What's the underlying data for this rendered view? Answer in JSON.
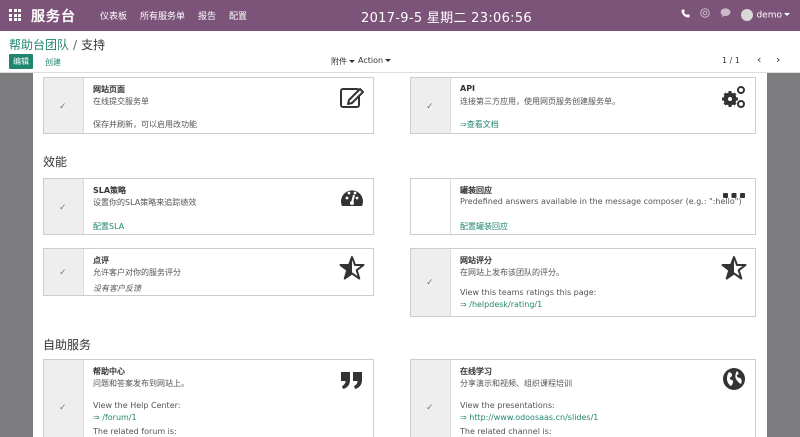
{
  "topbar": {
    "brand": "服务台",
    "menu": [
      "仪表板",
      "所有服务单",
      "报告",
      "配置"
    ],
    "datetime": "2017-9-5   星期二   23:06:56",
    "user": "demo"
  },
  "breadcrumb": {
    "parent": "帮助台团队",
    "separator": "/",
    "current": "支持"
  },
  "buttons": {
    "edit": "编辑",
    "create": "创建",
    "attachment": "附件",
    "action": "Action"
  },
  "pager": {
    "value": "1 / 1"
  },
  "sections": {
    "efficiency": "效能",
    "self_service": "自助服务"
  },
  "cards": {
    "website_form": {
      "title": "网站页面",
      "desc": "在线提交服务单",
      "note": "保存并刷新，可以启用改功能"
    },
    "api": {
      "title": "API",
      "desc": "连接第三方应用，使用网页服务创建服务单。",
      "link": "⇒查看文档"
    },
    "sla": {
      "title": "SLA策略",
      "desc": "设置你的SLA策略来追踪绩效",
      "link": "配置SLA"
    },
    "canned": {
      "title": "罐装回应",
      "desc": "Predefined answers available in the message composer (e.g.: \":hello\")",
      "link": "配置罐装回应"
    },
    "rating": {
      "title": "点评",
      "desc": "允许客户对你的服务评分",
      "note": "没有客户反馈"
    },
    "website_rating": {
      "title": "网站评分",
      "desc": "在网站上发布该团队的评分。",
      "line1": "View this teams ratings this page:",
      "link": "⇒ /helpdesk/rating/1"
    },
    "help_center": {
      "title": "帮助中心",
      "desc": "问题和答案发布到网站上。",
      "line1": "View the Help Center:",
      "link": "⇒ /forum/1",
      "line2": "The related forum is:"
    },
    "elearning": {
      "title": "在线学习",
      "desc": "分享演示和视频、组织课程培训",
      "line1": "View the presentations:",
      "link": "⇒ http://www.odoosaas.cn/slides/1",
      "line2": "The related channel is:"
    }
  },
  "icons": {
    "apps": "apps-grid-icon",
    "phone": "phone-icon",
    "help": "help-icon",
    "chat": "chat-icon"
  },
  "colors": {
    "topbar": "#7c5379",
    "accent": "#21866f"
  }
}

☆ ☆ ☆ ☆ ☆

* _EXERCISE REQUIREMENTS_
Return each full line of the entries that contains the word "link".

* _FULL SOLUTION_
      "link": "⇒查看文档"
      "link": "配置SLA"
      "link": "配置罐装回应"
      "link": "⇒ /helpdesk/rating/1"
      "link": "⇒ /forum/1",
      "link": "⇒ http://www.odoosaas.cn/slides/1",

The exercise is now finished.